>> START MATERIAL FOR THIS TASK

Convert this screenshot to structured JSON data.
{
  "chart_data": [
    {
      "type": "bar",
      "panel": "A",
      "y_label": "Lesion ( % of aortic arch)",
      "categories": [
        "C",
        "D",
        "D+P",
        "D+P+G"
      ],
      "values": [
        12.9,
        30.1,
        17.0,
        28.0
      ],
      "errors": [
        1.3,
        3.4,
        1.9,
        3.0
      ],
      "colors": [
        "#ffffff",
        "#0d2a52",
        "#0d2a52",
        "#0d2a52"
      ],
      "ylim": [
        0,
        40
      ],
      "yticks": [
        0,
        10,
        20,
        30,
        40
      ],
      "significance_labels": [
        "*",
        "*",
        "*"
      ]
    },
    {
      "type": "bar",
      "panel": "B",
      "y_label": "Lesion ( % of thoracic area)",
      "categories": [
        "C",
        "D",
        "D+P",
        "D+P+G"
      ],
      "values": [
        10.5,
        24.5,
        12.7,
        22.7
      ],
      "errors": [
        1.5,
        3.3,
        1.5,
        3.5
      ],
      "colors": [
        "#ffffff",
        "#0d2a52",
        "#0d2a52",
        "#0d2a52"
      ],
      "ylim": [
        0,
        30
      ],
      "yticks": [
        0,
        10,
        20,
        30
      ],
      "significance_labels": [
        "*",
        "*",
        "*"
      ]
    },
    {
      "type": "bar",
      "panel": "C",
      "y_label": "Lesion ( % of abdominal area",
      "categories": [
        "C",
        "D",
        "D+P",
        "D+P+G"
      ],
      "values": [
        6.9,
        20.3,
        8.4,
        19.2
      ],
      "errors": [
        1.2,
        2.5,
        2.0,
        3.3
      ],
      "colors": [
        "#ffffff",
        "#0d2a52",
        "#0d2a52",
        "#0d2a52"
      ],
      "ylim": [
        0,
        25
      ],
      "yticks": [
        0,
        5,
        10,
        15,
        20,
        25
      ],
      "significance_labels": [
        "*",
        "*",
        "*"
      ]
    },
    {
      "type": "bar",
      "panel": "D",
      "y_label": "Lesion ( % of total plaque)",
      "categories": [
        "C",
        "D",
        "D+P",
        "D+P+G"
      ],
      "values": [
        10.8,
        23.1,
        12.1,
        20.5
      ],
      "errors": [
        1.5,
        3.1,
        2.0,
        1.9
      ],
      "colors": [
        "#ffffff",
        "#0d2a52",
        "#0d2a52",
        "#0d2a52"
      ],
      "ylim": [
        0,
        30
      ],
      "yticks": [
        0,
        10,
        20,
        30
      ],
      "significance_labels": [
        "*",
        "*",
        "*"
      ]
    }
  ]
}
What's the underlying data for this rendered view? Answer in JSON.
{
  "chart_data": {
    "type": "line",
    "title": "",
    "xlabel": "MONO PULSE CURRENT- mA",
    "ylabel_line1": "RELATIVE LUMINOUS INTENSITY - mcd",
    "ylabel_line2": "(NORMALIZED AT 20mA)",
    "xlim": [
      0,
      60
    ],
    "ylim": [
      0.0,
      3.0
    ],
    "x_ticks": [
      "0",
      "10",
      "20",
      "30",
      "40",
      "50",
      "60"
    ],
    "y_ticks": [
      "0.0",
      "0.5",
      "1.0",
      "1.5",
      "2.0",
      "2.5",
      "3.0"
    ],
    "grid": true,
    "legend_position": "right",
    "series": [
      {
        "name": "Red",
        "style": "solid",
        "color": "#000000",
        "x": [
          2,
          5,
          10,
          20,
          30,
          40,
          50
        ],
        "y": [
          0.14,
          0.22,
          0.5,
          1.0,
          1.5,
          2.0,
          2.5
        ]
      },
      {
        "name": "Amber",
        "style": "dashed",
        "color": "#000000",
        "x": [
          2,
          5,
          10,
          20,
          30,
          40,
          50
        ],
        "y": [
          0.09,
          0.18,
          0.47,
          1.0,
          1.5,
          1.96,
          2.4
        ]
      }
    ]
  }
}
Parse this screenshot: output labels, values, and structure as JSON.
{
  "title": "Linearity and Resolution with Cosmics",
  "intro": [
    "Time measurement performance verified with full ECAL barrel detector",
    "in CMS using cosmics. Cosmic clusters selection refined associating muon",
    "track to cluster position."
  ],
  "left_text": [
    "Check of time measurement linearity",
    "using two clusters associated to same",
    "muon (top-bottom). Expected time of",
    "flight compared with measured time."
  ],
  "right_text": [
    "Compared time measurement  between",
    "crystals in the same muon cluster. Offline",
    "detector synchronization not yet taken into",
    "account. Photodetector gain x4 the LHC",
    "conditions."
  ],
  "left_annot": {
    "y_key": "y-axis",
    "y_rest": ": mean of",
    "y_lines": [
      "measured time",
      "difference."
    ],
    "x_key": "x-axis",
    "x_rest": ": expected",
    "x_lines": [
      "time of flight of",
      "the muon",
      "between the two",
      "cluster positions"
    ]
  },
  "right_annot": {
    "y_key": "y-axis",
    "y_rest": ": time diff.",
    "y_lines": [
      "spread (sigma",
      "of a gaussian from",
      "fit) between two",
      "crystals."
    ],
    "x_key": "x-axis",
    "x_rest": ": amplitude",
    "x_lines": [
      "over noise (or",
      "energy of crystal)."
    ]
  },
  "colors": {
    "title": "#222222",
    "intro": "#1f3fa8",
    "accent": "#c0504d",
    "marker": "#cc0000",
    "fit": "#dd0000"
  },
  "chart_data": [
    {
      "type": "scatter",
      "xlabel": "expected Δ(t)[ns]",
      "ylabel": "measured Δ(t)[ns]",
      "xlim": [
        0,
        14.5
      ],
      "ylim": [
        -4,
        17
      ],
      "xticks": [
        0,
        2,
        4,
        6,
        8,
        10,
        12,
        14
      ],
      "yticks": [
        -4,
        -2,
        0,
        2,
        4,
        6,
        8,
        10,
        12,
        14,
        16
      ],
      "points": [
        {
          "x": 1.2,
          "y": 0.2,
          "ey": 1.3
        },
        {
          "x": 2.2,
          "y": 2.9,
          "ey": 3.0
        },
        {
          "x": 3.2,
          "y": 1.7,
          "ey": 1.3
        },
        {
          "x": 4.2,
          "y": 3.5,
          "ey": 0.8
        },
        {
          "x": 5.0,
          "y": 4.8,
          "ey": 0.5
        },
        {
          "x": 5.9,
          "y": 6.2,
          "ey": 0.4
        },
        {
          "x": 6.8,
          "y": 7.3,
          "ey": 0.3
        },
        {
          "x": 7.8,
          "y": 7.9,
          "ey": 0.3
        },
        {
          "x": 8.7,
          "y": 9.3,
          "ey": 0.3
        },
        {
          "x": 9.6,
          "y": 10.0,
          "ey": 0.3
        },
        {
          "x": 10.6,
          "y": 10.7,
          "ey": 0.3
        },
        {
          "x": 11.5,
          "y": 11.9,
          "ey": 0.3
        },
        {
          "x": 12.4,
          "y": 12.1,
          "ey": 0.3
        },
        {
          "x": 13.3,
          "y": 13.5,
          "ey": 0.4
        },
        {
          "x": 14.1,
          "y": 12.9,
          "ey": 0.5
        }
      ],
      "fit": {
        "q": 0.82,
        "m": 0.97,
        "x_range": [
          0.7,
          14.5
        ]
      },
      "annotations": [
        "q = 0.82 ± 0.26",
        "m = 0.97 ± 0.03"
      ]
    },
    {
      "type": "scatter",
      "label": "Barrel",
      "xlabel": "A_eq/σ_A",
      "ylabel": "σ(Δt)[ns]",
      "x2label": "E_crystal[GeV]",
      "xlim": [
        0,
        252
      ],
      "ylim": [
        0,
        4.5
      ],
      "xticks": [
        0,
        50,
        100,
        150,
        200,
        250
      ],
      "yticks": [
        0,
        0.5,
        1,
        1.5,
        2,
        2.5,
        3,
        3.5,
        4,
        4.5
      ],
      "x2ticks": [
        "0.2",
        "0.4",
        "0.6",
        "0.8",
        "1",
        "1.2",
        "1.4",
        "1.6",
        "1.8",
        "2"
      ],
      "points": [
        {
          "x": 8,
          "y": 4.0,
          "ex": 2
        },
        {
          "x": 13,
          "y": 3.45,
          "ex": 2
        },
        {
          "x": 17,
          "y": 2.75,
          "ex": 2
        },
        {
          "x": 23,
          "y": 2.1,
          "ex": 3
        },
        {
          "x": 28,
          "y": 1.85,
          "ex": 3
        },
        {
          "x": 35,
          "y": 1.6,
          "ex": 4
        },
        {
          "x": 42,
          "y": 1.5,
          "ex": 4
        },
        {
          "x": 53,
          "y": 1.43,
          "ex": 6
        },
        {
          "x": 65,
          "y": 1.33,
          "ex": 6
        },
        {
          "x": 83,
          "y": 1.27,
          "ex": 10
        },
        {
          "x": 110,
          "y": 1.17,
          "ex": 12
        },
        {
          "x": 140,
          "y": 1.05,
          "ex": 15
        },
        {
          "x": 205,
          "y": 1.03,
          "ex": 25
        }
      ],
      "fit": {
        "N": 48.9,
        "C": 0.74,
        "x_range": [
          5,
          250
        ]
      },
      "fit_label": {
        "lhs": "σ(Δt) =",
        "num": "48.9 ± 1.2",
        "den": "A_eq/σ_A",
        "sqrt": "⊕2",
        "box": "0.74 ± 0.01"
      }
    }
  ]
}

>> END MATERIAL FOR THIS TASK

→ **WORK INSTRUCTIONS**
Extract every line above that contains the word "flight".

→ **COMPLETE RESPONSE**
    "flight compared with measured time."
      "time of flight of",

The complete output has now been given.